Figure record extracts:
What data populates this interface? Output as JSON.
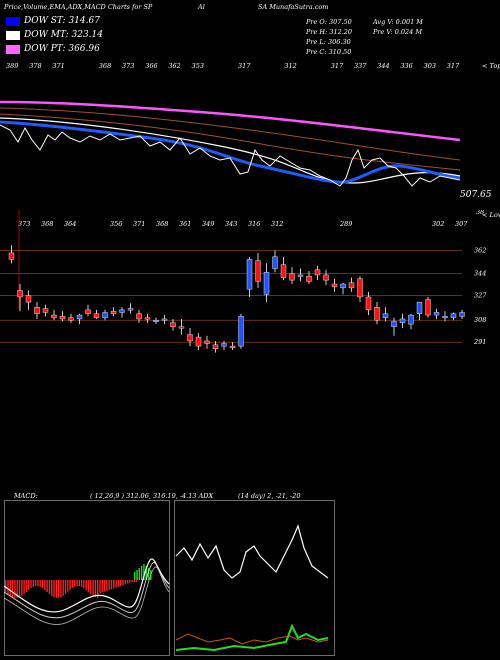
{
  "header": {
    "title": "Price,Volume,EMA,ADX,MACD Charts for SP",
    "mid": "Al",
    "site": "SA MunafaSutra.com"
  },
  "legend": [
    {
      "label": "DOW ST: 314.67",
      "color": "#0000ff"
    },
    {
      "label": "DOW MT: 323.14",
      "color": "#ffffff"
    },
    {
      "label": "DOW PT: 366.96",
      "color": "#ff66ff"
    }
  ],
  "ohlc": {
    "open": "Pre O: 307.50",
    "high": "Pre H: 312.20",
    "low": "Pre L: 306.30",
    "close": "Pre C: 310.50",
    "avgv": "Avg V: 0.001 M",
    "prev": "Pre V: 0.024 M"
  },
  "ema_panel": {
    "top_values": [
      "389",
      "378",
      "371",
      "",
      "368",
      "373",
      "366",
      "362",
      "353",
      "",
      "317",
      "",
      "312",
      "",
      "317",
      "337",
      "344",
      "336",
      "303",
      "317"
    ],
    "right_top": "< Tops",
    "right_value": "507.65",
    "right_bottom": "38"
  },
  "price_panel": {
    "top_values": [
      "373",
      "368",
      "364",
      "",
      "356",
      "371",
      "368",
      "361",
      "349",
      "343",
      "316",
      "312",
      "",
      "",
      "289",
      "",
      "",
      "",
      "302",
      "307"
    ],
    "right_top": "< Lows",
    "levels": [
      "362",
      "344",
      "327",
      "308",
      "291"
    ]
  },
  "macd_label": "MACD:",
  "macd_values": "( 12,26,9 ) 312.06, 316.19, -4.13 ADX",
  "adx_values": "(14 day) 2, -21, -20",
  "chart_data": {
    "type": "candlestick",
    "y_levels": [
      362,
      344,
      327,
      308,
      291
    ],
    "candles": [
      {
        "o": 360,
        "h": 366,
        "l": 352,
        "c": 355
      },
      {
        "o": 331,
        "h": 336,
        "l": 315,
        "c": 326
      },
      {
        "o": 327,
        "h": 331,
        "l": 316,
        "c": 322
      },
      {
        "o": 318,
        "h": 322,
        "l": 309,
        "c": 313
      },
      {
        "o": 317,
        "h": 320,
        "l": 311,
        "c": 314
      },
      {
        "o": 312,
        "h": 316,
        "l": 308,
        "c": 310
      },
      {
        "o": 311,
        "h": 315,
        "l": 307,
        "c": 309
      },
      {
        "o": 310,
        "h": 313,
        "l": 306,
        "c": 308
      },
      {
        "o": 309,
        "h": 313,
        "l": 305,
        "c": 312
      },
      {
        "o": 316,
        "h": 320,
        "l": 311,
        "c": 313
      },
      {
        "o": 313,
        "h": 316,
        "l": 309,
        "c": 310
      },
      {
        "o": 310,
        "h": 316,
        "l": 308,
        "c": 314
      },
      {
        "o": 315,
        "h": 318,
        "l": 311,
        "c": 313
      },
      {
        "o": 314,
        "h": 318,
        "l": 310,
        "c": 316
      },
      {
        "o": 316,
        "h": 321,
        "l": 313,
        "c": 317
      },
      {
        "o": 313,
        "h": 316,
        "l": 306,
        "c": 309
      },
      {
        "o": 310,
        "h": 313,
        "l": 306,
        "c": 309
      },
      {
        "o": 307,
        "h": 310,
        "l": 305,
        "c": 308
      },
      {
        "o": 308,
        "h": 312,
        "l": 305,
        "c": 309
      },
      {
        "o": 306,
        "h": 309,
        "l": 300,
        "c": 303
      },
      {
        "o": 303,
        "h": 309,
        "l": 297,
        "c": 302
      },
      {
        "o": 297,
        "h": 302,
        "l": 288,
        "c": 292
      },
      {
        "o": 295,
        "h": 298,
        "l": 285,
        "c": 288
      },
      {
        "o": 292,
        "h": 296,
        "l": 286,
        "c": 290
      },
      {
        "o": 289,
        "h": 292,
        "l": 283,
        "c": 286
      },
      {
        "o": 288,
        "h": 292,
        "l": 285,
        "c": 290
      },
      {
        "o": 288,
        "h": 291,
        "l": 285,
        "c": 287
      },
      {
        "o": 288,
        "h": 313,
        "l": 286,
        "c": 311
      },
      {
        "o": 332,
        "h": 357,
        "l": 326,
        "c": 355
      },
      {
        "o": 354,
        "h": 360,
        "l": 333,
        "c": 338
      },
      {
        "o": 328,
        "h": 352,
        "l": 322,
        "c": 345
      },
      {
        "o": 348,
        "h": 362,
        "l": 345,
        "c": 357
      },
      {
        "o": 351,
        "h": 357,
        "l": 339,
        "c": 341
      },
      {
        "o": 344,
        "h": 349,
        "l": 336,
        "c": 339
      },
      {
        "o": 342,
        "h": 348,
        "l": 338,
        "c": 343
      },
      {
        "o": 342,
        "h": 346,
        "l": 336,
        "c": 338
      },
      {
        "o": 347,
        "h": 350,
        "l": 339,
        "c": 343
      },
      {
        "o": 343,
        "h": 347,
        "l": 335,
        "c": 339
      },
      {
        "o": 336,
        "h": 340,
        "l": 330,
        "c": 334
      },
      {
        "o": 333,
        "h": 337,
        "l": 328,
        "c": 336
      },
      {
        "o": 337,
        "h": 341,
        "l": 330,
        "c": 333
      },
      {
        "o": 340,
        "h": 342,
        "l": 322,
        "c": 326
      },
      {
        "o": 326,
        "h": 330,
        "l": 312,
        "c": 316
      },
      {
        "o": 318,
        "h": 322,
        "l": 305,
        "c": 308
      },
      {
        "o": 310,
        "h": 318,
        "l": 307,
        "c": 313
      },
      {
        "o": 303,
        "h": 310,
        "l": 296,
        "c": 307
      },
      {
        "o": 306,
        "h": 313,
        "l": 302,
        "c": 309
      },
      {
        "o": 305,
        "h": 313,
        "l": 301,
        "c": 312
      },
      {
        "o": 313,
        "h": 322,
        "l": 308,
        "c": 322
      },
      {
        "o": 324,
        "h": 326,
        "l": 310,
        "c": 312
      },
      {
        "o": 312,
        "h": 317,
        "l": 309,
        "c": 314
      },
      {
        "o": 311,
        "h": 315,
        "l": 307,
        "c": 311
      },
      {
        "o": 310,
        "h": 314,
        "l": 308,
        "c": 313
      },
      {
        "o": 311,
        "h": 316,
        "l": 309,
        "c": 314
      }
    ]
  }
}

Exercise brief: Write out every line above exactly as it is, leaving out the pictures.

Result:
What data populates this interface? Output as JSON.
{
  "header": {
    "title": "Price,Volume,EMA,ADX,MACD Charts for SP",
    "mid": "Al",
    "site": "SA MunafaSutra.com"
  },
  "legend": [
    {
      "label": "DOW ST: 314.67",
      "color": "#0000ff"
    },
    {
      "label": "DOW MT: 323.14",
      "color": "#ffffff"
    },
    {
      "label": "DOW PT: 366.96",
      "color": "#ff66ff"
    }
  ],
  "ohlc": {
    "open": "Pre O: 307.50",
    "high": "Pre H: 312.20",
    "low": "Pre L: 306.30",
    "close": "Pre C: 310.50",
    "avgv": "Avg V: 0.001 M",
    "prev": "Pre V: 0.024 M"
  },
  "ema_panel": {
    "top_values": [
      "389",
      "378",
      "371",
      "",
      "368",
      "373",
      "366",
      "362",
      "353",
      "",
      "317",
      "",
      "312",
      "",
      "317",
      "337",
      "344",
      "336",
      "303",
      "317"
    ],
    "right_top": "< Tops",
    "right_value": "507.65",
    "right_bottom": "38"
  },
  "price_panel": {
    "top_values": [
      "373",
      "368",
      "364",
      "",
      "356",
      "371",
      "368",
      "361",
      "349",
      "343",
      "316",
      "312",
      "",
      "",
      "289",
      "",
      "",
      "",
      "302",
      "307"
    ],
    "right_top": "< Lows",
    "levels": [
      "362",
      "344",
      "327",
      "308",
      "291"
    ]
  },
  "macd_label": "MACD:",
  "macd_values": "( 12,26,9 ) 312.06, 316.19, -4.13 ADX",
  "adx_values": "(14 day) 2, -21, -20",
  "chart_data": {
    "type": "candlestick",
    "y_levels": [
      362,
      344,
      327,
      308,
      291
    ],
    "candles": [
      {
        "o": 360,
        "h": 366,
        "l": 352,
        "c": 355
      },
      {
        "o": 331,
        "h": 336,
        "l": 315,
        "c": 326
      },
      {
        "o": 327,
        "h": 331,
        "l": 316,
        "c": 322
      },
      {
        "o": 318,
        "h": 322,
        "l": 309,
        "c": 313
      },
      {
        "o": 317,
        "h": 320,
        "l": 311,
        "c": 314
      },
      {
        "o": 312,
        "h": 316,
        "l": 308,
        "c": 310
      },
      {
        "o": 311,
        "h": 315,
        "l": 307,
        "c": 309
      },
      {
        "o": 310,
        "h": 313,
        "l": 306,
        "c": 308
      },
      {
        "o": 309,
        "h": 313,
        "l": 305,
        "c": 312
      },
      {
        "o": 316,
        "h": 320,
        "l": 311,
        "c": 313
      },
      {
        "o": 313,
        "h": 316,
        "l": 309,
        "c": 310
      },
      {
        "o": 310,
        "h": 316,
        "l": 308,
        "c": 314
      },
      {
        "o": 315,
        "h": 318,
        "l": 311,
        "c": 313
      },
      {
        "o": 314,
        "h": 318,
        "l": 310,
        "c": 316
      },
      {
        "o": 316,
        "h": 321,
        "l": 313,
        "c": 317
      },
      {
        "o": 313,
        "h": 316,
        "l": 306,
        "c": 309
      },
      {
        "o": 310,
        "h": 313,
        "l": 306,
        "c": 309
      },
      {
        "o": 307,
        "h": 310,
        "l": 305,
        "c": 308
      },
      {
        "o": 308,
        "h": 312,
        "l": 305,
        "c": 309
      },
      {
        "o": 306,
        "h": 309,
        "l": 300,
        "c": 303
      },
      {
        "o": 303,
        "h": 309,
        "l": 297,
        "c": 302
      },
      {
        "o": 297,
        "h": 302,
        "l": 288,
        "c": 292
      },
      {
        "o": 295,
        "h": 298,
        "l": 285,
        "c": 288
      },
      {
        "o": 292,
        "h": 296,
        "l": 286,
        "c": 290
      },
      {
        "o": 289,
        "h": 292,
        "l": 283,
        "c": 286
      },
      {
        "o": 288,
        "h": 292,
        "l": 285,
        "c": 290
      },
      {
        "o": 288,
        "h": 291,
        "l": 285,
        "c": 287
      },
      {
        "o": 288,
        "h": 313,
        "l": 286,
        "c": 311
      },
      {
        "o": 332,
        "h": 357,
        "l": 326,
        "c": 355
      },
      {
        "o": 354,
        "h": 360,
        "l": 333,
        "c": 338
      },
      {
        "o": 328,
        "h": 352,
        "l": 322,
        "c": 345
      },
      {
        "o": 348,
        "h": 362,
        "l": 345,
        "c": 357
      },
      {
        "o": 351,
        "h": 357,
        "l": 339,
        "c": 341
      },
      {
        "o": 344,
        "h": 349,
        "l": 336,
        "c": 339
      },
      {
        "o": 342,
        "h": 348,
        "l": 338,
        "c": 343
      },
      {
        "o": 342,
        "h": 346,
        "l": 336,
        "c": 338
      },
      {
        "o": 347,
        "h": 350,
        "l": 339,
        "c": 343
      },
      {
        "o": 343,
        "h": 347,
        "l": 335,
        "c": 339
      },
      {
        "o": 336,
        "h": 340,
        "l": 330,
        "c": 334
      },
      {
        "o": 333,
        "h": 337,
        "l": 328,
        "c": 336
      },
      {
        "o": 337,
        "h": 341,
        "l": 330,
        "c": 333
      },
      {
        "o": 340,
        "h": 342,
        "l": 322,
        "c": 326
      },
      {
        "o": 326,
        "h": 330,
        "l": 312,
        "c": 316
      },
      {
        "o": 318,
        "h": 322,
        "l": 305,
        "c": 308
      },
      {
        "o": 310,
        "h": 318,
        "l": 307,
        "c": 313
      },
      {
        "o": 303,
        "h": 310,
        "l": 296,
        "c": 307
      },
      {
        "o": 306,
        "h": 313,
        "l": 302,
        "c": 309
      },
      {
        "o": 305,
        "h": 313,
        "l": 301,
        "c": 312
      },
      {
        "o": 313,
        "h": 322,
        "l": 308,
        "c": 322
      },
      {
        "o": 324,
        "h": 326,
        "l": 310,
        "c": 312
      },
      {
        "o": 312,
        "h": 317,
        "l": 309,
        "c": 314
      },
      {
        "o": 311,
        "h": 315,
        "l": 307,
        "c": 311
      },
      {
        "o": 310,
        "h": 314,
        "l": 308,
        "c": 313
      },
      {
        "o": 311,
        "h": 316,
        "l": 309,
        "c": 314
      }
    ]
  }
}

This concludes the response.